[Text passage — start]

Over the past year, more than one Jewish school found itself on the reverse end of the debate over religious exemptions for vaccines. In November of last year, a set of parents sued Yeshivas Oholei Torah in Crown Heights for its refusal to honor their children’s religious exemption.

Ironically, earlier this month, the Shulamith School for Girls in Cedarhurst sued the state Education Department in federal court for forcing it to honor a family’s religious exemption for their daughters.

The school’s attorney, Philip Kalban, told Hamodia previously that the exemption had become a “cottage industry for anti-vaxxers” and that the suit was an attempt to give schools more latitude to strengthen their standards of admission. Once an outbreak is formally declared, health officials typically order schools to exclude all non-vaccinated students, but before that time, they insist that exemptions be honored.

Shulamith’s suit also attacked the concept of the dispensation as being based on religion, pointing to the fact that the vast majority of halachic authorities mandate vaccination and claiming that as such, it should be allowed to require vaccination without exception.

Over the course of the outbreak, one official affiliated with a large network of yeshivos and schools in the state told Hamodia that his community’s leadership welcomed attempts to do away with the exemption as it would allow institutions to protect themselves against health crises and legal claims from parents who oppose vaccination.

Professor Michael A. Helfand of Pepperdine University’s School of Law, a recognized expert on religious liberty, said that while strong bulwarks to protect the practices of faith groups are essential, specific exemptions, such as the one struck down in New York are often contentious.

“When legislators draft individualized carve-outs sometimes they do a good job and sometimes they don’t,” he told Hamodia. “The best way to deal with these situations on the state level is to have a clear clause in the state’s constitution that protects religious liberty and then to leave its application to the judiciary.”

The present reaction against New York’s former exemption, Professor Helfand said, was largely rooted in the carve-out’s designers having failed to account for a way to deal with exceptional circumstances, in this case, an outbreak.

[Text passage — finish]
[Given data — start]

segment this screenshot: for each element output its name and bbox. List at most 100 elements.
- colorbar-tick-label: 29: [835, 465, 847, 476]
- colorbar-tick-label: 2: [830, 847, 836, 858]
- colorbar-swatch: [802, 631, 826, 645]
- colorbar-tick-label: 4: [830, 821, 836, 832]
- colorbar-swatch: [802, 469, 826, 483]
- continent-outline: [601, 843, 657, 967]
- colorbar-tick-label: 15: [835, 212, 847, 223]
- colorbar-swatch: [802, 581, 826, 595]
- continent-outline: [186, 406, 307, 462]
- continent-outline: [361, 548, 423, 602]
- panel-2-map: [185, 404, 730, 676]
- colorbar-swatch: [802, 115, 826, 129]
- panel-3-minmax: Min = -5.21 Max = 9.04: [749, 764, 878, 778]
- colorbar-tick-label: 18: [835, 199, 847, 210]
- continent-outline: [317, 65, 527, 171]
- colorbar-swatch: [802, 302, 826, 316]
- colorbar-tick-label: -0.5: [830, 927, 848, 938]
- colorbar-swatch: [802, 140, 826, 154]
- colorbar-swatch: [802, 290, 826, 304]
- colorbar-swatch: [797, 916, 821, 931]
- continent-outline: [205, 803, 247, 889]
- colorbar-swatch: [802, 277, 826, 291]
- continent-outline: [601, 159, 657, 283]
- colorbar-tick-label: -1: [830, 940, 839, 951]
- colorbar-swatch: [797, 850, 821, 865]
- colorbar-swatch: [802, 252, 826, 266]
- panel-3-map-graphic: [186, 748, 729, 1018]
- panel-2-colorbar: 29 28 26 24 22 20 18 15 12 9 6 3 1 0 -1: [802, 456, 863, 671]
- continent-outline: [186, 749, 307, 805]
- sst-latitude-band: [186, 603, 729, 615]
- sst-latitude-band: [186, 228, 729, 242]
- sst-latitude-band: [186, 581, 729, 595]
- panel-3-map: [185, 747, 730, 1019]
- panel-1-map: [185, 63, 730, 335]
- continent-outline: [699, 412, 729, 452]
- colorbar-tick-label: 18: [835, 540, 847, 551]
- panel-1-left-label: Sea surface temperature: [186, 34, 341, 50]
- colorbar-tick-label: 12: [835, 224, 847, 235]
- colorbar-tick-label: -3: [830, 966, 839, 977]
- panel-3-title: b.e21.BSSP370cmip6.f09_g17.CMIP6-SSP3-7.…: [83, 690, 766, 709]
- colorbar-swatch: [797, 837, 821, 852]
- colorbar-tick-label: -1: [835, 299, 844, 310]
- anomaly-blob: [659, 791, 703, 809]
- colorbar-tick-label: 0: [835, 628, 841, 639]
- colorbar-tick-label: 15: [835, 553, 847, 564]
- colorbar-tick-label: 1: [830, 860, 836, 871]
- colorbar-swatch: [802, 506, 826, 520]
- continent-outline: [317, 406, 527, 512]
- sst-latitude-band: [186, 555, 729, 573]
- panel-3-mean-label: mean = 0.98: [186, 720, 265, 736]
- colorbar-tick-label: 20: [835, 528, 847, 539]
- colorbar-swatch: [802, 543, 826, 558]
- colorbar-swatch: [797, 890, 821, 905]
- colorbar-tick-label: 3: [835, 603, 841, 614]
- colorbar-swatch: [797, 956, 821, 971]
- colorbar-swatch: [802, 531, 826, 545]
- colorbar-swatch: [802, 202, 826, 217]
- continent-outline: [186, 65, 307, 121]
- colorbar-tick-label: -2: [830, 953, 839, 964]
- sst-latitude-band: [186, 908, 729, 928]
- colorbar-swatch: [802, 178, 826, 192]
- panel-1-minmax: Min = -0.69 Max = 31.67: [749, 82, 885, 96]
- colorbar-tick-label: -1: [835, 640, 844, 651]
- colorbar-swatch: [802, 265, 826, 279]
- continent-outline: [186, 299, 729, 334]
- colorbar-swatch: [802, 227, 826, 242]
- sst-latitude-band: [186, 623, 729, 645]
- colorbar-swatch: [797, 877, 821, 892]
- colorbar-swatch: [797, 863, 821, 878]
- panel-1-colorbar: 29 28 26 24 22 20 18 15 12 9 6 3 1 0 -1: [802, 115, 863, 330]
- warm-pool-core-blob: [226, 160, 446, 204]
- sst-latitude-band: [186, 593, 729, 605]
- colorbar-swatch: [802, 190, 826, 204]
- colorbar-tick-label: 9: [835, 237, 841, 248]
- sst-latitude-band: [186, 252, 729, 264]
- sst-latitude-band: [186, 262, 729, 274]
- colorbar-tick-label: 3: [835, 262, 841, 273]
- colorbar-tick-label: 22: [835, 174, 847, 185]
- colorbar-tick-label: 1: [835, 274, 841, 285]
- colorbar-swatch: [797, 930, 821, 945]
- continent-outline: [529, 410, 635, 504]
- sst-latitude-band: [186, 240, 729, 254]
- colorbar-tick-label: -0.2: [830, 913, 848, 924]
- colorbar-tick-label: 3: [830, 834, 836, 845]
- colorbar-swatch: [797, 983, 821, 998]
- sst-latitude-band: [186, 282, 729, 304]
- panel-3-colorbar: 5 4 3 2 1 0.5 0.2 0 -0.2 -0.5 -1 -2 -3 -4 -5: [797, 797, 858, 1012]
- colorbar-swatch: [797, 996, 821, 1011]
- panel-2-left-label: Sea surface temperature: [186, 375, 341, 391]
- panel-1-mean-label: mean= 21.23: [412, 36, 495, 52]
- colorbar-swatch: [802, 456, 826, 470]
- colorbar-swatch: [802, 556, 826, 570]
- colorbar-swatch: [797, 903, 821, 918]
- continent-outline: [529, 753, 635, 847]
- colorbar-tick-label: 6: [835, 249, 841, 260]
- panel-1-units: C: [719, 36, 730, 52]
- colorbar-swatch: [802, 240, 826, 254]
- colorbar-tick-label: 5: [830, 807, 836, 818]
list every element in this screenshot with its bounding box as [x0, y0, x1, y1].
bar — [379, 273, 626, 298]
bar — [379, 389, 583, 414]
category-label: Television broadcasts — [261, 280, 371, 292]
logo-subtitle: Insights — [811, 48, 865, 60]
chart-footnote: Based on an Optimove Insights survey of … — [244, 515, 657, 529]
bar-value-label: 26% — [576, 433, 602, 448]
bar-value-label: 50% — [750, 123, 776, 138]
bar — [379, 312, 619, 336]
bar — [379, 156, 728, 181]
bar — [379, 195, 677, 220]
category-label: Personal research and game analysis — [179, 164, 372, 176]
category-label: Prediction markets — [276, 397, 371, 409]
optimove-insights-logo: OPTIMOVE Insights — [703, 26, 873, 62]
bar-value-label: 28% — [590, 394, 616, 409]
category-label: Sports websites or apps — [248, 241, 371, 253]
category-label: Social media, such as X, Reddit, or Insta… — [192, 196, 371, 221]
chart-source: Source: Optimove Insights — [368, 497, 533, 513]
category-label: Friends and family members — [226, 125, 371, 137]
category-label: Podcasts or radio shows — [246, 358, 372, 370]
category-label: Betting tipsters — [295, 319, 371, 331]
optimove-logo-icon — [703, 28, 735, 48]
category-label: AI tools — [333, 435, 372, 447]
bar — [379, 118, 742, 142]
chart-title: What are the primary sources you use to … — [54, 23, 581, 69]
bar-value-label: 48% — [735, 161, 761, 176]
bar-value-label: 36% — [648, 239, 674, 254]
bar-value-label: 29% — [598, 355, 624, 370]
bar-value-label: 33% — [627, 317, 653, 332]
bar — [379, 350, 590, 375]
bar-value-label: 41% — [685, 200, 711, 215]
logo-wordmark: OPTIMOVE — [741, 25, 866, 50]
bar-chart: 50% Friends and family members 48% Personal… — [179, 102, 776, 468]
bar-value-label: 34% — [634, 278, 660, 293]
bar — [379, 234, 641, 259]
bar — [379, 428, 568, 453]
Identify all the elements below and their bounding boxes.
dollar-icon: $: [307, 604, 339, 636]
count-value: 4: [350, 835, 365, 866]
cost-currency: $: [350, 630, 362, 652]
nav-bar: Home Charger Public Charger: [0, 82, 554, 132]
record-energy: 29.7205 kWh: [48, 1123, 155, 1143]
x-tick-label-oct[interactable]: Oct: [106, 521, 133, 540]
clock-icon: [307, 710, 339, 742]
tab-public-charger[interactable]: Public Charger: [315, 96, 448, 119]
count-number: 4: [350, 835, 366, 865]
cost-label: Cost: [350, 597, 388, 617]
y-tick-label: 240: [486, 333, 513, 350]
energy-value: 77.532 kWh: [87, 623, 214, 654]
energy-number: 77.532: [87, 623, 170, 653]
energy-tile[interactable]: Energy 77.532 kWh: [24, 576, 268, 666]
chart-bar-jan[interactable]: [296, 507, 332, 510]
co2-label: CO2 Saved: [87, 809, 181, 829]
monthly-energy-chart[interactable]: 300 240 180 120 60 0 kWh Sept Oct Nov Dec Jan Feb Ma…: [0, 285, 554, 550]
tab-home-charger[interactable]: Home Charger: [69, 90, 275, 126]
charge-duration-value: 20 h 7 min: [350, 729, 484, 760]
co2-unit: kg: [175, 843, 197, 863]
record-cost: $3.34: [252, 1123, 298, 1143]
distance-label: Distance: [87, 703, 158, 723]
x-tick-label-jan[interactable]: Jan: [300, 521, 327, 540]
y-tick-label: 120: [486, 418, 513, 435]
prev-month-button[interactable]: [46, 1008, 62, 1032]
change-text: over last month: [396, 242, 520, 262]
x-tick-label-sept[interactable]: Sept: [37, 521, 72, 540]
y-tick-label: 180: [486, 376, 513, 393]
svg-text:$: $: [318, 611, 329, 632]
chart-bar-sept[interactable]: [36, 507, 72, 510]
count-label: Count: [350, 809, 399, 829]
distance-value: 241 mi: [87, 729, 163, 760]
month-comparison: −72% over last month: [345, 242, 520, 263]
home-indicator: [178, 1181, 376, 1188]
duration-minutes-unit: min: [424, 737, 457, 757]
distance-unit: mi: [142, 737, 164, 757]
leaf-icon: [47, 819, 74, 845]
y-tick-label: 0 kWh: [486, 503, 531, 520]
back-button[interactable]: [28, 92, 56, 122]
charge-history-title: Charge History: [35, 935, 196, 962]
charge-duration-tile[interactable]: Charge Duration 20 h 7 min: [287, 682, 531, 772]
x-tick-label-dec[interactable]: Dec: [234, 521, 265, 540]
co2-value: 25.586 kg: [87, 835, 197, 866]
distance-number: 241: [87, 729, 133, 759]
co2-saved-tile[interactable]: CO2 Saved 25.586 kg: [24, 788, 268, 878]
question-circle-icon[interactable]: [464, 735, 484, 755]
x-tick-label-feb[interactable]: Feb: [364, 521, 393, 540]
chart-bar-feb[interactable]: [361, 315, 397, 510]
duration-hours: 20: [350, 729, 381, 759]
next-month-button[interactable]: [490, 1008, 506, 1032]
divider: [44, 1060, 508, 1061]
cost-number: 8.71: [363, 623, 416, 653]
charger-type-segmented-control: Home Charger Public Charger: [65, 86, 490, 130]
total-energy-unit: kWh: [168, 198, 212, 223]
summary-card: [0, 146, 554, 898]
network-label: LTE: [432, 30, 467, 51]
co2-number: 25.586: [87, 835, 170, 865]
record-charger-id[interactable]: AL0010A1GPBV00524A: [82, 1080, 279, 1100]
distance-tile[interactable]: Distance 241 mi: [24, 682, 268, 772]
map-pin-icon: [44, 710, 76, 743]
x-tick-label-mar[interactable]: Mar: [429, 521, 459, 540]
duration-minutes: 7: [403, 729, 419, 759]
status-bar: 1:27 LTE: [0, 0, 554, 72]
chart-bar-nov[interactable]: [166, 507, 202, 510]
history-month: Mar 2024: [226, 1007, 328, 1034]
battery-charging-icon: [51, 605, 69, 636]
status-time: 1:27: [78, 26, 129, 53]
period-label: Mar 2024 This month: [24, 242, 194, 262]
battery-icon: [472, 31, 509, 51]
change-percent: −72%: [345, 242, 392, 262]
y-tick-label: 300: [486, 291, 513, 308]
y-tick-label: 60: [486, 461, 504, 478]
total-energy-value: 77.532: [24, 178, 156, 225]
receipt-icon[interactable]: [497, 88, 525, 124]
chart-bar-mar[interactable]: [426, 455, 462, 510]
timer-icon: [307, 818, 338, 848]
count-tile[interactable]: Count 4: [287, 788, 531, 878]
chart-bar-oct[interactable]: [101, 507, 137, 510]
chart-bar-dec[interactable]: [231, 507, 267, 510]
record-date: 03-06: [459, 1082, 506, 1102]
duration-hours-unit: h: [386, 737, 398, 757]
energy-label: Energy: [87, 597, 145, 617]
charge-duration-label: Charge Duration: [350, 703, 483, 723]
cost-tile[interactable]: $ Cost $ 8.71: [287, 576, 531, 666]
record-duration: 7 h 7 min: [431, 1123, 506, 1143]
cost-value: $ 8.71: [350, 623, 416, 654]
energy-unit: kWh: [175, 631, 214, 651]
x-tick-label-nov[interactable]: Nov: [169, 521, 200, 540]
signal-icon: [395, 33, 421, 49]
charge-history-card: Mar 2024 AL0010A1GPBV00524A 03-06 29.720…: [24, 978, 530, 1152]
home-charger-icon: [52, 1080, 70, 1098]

[Given data — finish]

**Complete the following**.
• A. In the text on school vaccine exemptions, rewrite the paragraph that begins "The school's attorney, Philip Kalban" as a short bulleted list, keeping its main facts.
• B. List every place name that appears in the text on school vaccine exemptions.
• C. From the text on school vaccine exemptions, reproduce word for word the part between "The present reaction" and "case, an outbreak.", inclusive.

**Answers to the problems**.
• A.
- Philip Kalban, the school's attorney, had told Hamodia that the exemption had become a "cottage industry for anti-vaxxers."
- He said the suit aimed to give schools more room to strengthen their admission standards.
- Once an outbreak is formally declared, health officials typically order schools to exclude all non-vaccinated students.
- Before that point, officials insist that schools honor exemptions.

• B.
- Crown Heights
- Cedarhurst
- New York

• C.
The present reaction against New York’s former exemption, Professor Helfand said, was largely rooted in the carve-out’s designers having failed to account for a way to deal with exceptional circumstances, in this case, an outbreak.